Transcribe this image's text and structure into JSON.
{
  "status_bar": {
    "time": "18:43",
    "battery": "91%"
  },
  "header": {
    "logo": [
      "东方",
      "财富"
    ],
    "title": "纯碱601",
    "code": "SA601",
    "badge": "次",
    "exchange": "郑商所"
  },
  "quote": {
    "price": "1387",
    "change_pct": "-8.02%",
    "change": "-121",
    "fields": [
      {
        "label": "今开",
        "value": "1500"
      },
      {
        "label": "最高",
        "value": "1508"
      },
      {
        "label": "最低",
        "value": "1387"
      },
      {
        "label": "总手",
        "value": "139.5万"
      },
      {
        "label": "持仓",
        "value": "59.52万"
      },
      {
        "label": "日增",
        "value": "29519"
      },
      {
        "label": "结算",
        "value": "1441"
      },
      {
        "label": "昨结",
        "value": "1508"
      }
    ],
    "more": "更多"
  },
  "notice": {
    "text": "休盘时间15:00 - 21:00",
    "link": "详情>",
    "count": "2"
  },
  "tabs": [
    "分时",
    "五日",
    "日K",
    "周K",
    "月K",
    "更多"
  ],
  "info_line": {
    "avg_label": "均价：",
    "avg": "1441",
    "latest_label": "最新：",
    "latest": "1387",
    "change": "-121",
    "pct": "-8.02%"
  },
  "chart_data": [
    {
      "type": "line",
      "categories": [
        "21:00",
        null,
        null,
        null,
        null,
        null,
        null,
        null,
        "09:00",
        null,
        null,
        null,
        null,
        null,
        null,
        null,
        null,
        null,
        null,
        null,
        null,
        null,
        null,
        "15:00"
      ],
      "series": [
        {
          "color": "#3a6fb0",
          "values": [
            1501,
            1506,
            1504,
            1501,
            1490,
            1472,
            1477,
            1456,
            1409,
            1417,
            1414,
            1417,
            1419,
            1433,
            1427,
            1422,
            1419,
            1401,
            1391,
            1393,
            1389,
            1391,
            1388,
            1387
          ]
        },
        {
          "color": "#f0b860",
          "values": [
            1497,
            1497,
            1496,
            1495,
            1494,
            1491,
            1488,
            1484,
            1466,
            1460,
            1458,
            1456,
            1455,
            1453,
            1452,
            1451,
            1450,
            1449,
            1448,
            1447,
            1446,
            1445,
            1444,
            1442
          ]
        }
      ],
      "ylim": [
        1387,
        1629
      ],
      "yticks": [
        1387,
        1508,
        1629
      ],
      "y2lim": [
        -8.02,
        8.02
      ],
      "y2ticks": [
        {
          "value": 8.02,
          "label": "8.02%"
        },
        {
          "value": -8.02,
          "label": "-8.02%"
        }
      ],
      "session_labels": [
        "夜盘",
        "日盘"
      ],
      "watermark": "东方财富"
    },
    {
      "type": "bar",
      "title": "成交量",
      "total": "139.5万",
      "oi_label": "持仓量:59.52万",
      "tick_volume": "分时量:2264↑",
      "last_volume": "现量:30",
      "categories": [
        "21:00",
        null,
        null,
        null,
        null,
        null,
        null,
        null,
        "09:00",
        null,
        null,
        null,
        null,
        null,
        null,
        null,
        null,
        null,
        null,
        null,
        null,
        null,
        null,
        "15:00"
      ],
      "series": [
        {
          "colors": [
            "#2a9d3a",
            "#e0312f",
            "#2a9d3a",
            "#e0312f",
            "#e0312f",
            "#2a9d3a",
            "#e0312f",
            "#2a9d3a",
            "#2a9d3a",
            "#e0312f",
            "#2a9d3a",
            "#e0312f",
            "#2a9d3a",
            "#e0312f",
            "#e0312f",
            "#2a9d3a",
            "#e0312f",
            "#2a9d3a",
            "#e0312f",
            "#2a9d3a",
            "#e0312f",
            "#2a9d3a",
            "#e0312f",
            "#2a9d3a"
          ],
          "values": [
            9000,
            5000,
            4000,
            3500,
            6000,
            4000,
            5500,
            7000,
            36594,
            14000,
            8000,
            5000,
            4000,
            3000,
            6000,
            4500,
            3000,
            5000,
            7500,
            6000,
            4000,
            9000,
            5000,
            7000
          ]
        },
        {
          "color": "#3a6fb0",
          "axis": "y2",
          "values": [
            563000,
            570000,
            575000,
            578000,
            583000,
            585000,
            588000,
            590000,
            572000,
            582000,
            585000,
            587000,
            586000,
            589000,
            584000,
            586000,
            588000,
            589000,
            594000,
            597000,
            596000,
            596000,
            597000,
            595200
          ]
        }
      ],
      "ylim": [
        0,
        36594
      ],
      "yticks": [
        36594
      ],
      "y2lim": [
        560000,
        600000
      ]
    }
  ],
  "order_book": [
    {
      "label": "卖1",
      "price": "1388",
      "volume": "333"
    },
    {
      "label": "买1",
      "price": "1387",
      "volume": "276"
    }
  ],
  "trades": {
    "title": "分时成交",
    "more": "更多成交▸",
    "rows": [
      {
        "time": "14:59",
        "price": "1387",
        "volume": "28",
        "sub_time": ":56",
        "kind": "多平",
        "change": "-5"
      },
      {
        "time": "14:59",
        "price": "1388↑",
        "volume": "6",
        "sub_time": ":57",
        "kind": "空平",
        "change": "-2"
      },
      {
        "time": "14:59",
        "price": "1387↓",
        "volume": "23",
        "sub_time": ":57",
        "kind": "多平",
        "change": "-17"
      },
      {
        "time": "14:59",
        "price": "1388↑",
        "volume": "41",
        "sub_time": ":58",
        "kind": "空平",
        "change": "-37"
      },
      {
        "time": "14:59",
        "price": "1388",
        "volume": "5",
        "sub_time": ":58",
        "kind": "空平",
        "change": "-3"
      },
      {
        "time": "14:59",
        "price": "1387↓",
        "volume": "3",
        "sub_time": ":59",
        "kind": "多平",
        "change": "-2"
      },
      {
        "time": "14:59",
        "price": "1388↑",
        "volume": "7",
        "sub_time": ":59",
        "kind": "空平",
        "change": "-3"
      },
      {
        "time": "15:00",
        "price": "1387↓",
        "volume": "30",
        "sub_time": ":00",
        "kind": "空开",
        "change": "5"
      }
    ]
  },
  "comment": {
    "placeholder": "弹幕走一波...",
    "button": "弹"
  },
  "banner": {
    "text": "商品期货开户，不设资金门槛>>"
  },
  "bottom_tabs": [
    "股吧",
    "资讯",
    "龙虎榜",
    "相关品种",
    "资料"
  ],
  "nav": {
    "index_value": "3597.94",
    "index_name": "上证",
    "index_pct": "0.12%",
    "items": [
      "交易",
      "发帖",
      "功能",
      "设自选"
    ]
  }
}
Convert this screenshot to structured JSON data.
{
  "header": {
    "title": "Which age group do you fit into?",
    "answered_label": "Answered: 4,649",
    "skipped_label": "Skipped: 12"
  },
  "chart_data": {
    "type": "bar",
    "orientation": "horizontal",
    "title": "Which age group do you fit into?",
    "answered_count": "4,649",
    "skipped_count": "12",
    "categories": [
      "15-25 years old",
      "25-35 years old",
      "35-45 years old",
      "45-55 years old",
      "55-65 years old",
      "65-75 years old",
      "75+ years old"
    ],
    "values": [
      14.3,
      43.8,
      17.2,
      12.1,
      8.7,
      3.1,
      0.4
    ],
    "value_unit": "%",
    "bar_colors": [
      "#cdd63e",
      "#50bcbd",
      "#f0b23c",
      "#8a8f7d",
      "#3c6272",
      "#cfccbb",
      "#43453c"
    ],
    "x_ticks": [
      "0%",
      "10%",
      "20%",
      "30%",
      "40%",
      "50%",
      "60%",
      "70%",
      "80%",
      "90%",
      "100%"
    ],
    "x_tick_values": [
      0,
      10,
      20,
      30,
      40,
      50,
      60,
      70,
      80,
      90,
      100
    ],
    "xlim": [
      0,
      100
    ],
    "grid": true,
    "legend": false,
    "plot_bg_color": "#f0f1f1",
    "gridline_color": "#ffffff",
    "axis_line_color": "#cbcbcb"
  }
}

*AIM OF THE TASK*
Look through the entries above; copy each line where the string "text" appears.

*RESPONSE TO THIS TASK*
Transcribe this image's text and structure into JSON.
    "text": "休盘时间15:00 - 21:00",
    "text": "商品期货开户，不设资金门槛>>"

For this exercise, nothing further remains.